- Task instructions -
Across all the records below, how many lines contain "klinická"? Respond with only the number.

[Figure dataset records]
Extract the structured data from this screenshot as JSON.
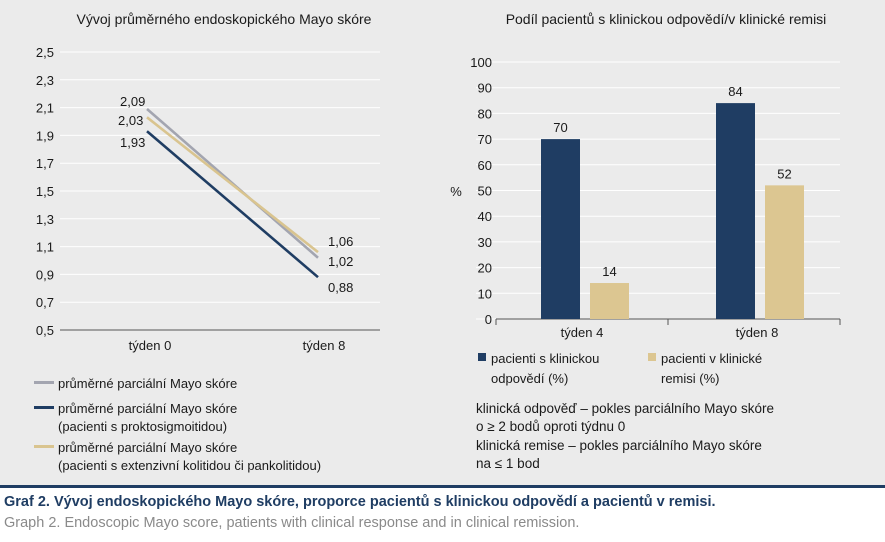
{
  "chart_data": [
    {
      "type": "line",
      "title": "Vývoj průměrného endoskopického Mayo skóre",
      "categories": [
        "týden 0",
        "týden 8"
      ],
      "ylim": [
        0.5,
        2.5
      ],
      "yticks": [
        "0,5",
        "0,7",
        "0,9",
        "1,1",
        "1,3",
        "1,5",
        "1,7",
        "1,9",
        "2,1",
        "2,3",
        "2,5"
      ],
      "series": [
        {
          "name": "průměrné parciální Mayo skóre",
          "values": [
            2.09,
            1.02
          ],
          "labels": [
            "2,09",
            "1,02"
          ],
          "color": "#a3a5b0"
        },
        {
          "name": "průměrné parciální Mayo skóre",
          "name2": "(pacienti s proktosigmoitidou)",
          "values": [
            1.93,
            0.88
          ],
          "labels": [
            "1,93",
            "0,88"
          ],
          "color": "#1f3d63"
        },
        {
          "name": "průměrné parciální Mayo skóre",
          "name2": "(pacienti s extenzivní kolitidou či pankolitidou)",
          "values": [
            2.03,
            1.06
          ],
          "labels": [
            "2,03",
            "1,06"
          ],
          "color": "#d9c48f"
        }
      ],
      "grid": true
    },
    {
      "type": "bar",
      "title": "Podíl pacientů s klinickou odpovědí/v klinické remisi",
      "ylabel": "%",
      "categories": [
        "týden 4",
        "týden 8"
      ],
      "ylim": [
        0,
        100
      ],
      "yticks": [
        "0",
        "10",
        "20",
        "30",
        "40",
        "50",
        "60",
        "70",
        "80",
        "90",
        "100"
      ],
      "series": [
        {
          "name": "pacienti s klinickou",
          "name2": "odpovědí (%)",
          "values": [
            70,
            84
          ],
          "labels": [
            "70",
            "84"
          ],
          "color": "#1f3d63"
        },
        {
          "name": "pacienti v klinické",
          "name2": "remisi (%)",
          "values": [
            14,
            52
          ],
          "labels": [
            "14",
            "52"
          ],
          "color": "#dcc691"
        }
      ],
      "grid": true
    }
  ],
  "notes": [
    "klinická odpověď – pokles parciálního Mayo skóre",
    "o ≥ 2 bodů oproti týdnu 0",
    "klinická remise – pokles parciálního Mayo skóre",
    "na ≤ 1 bod"
  ],
  "caption": {
    "cz": "Graf 2. Vývoj endoskopického Mayo skóre, proporce pacientů s klinickou odpovědí a pacientů v remisi.",
    "en": "Graph 2. Endoscopic Mayo score, patients with clinical response and in clinical remission."
  }
}
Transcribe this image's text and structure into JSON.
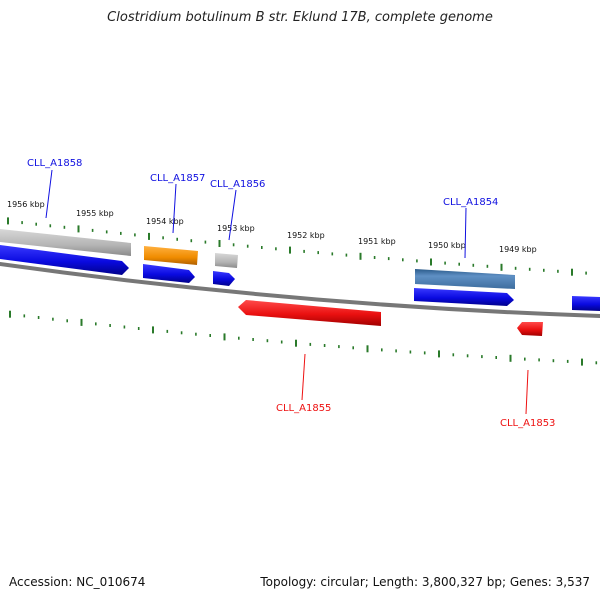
{
  "title": "Clostridium botulinum B str. Eklund 17B, complete genome",
  "scale_labels": [
    "1956 kbp",
    "1955 kbp",
    "1954 kbp",
    "1953 kbp",
    "1952 kbp",
    "1951 kbp",
    "1950 kbp",
    "1949 kbp"
  ],
  "genes": [
    {
      "locus": "CLL_A1858",
      "strand": "+",
      "color": "#1010e0"
    },
    {
      "locus": "CLL_A1857",
      "strand": "+",
      "color": "#1010e0"
    },
    {
      "locus": "CLL_A1856",
      "strand": "+",
      "color": "#1010e0"
    },
    {
      "locus": "CLL_A1855",
      "strand": "-",
      "color": "#ee1111"
    },
    {
      "locus": "CLL_A1854",
      "strand": "+",
      "color": "#1010e0"
    },
    {
      "locus": "CLL_A1853",
      "strand": "-",
      "color": "#ee1111"
    }
  ],
  "footer": {
    "accession": "Accession: NC_010674",
    "summary": "Topology: circular; Length: 3,800,327 bp; Genes: 3,537"
  },
  "colors": {
    "plus_strand": "#1010e0",
    "minus_strand": "#ee1111",
    "backbone": "#777777",
    "ticks": "#2a7a2a",
    "feature_gray": "#bbbbbb",
    "feature_orange": "#f08c00",
    "feature_steelblue": "#4f7fb0"
  }
}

- Worked solution -
2